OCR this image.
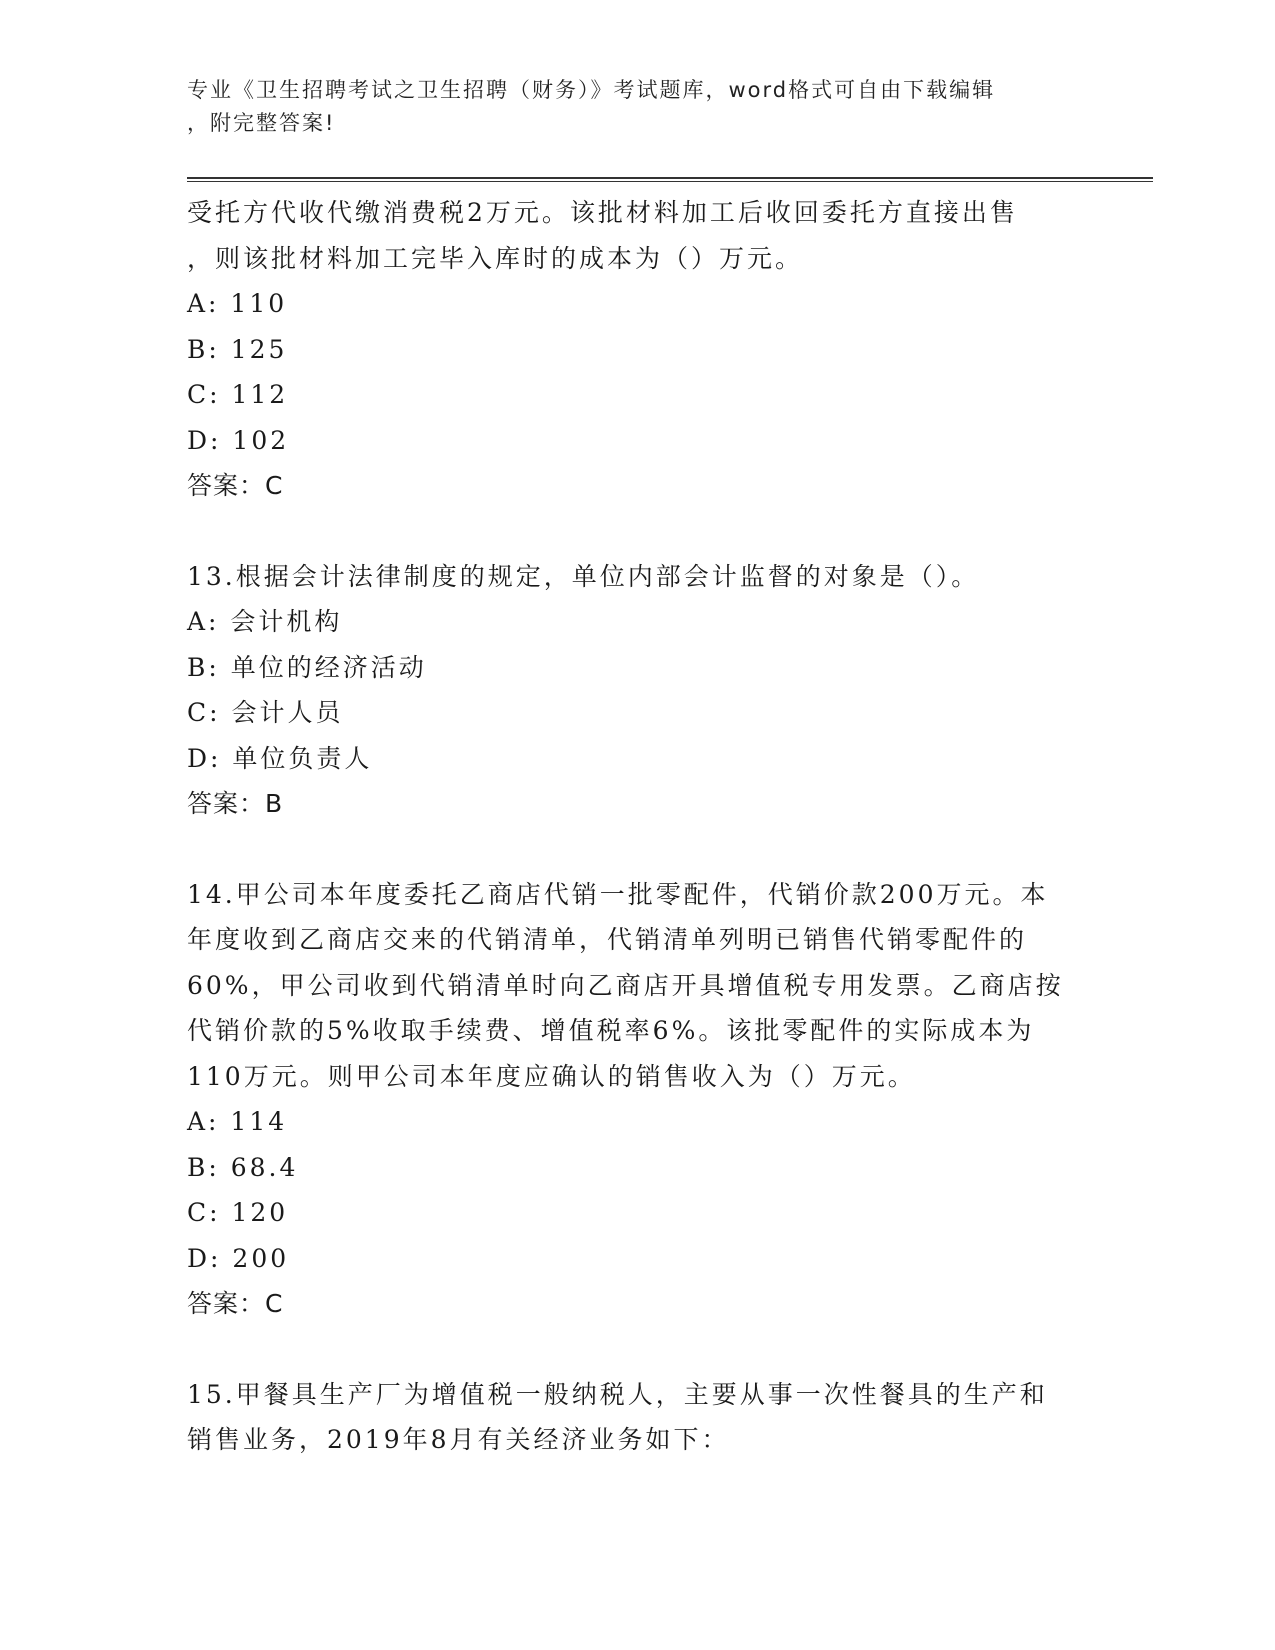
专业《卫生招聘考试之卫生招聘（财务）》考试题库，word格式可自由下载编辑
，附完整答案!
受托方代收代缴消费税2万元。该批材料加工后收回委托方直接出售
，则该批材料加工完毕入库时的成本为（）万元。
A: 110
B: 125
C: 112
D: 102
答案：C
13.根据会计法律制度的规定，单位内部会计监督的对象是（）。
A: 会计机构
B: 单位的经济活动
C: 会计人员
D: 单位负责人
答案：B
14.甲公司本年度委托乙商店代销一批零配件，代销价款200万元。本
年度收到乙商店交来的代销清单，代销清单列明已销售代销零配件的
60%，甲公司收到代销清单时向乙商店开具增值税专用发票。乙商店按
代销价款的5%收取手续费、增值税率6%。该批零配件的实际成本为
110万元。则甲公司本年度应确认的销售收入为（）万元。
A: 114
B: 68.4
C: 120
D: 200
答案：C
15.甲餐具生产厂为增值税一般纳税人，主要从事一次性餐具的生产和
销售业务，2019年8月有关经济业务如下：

- Problem to work on -
Reproduce the material in its entirety and word for word, without the pictures.

- Written response -
OCR this image.
专业《卫生招聘考试之卫生招聘（财务）》考试题库，word格式可自由下载编辑
，附完整答案!
受托方代收代缴消费税2万元。该批材料加工后收回委托方直接出售
，则该批材料加工完毕入库时的成本为（）万元。
A: 110
B: 125
C: 112
D: 102
答案：C
13.根据会计法律制度的规定，单位内部会计监督的对象是（）。
A: 会计机构
B: 单位的经济活动
C: 会计人员
D: 单位负责人
答案：B
14.甲公司本年度委托乙商店代销一批零配件，代销价款200万元。本
年度收到乙商店交来的代销清单，代销清单列明已销售代销零配件的
60%，甲公司收到代销清单时向乙商店开具增值税专用发票。乙商店按
代销价款的5%收取手续费、增值税率6%。该批零配件的实际成本为
110万元。则甲公司本年度应确认的销售收入为（）万元。
A: 114
B: 68.4
C: 120
D: 200
答案：C
15.甲餐具生产厂为增值税一般纳税人，主要从事一次性餐具的生产和
销售业务，2019年8月有关经济业务如下：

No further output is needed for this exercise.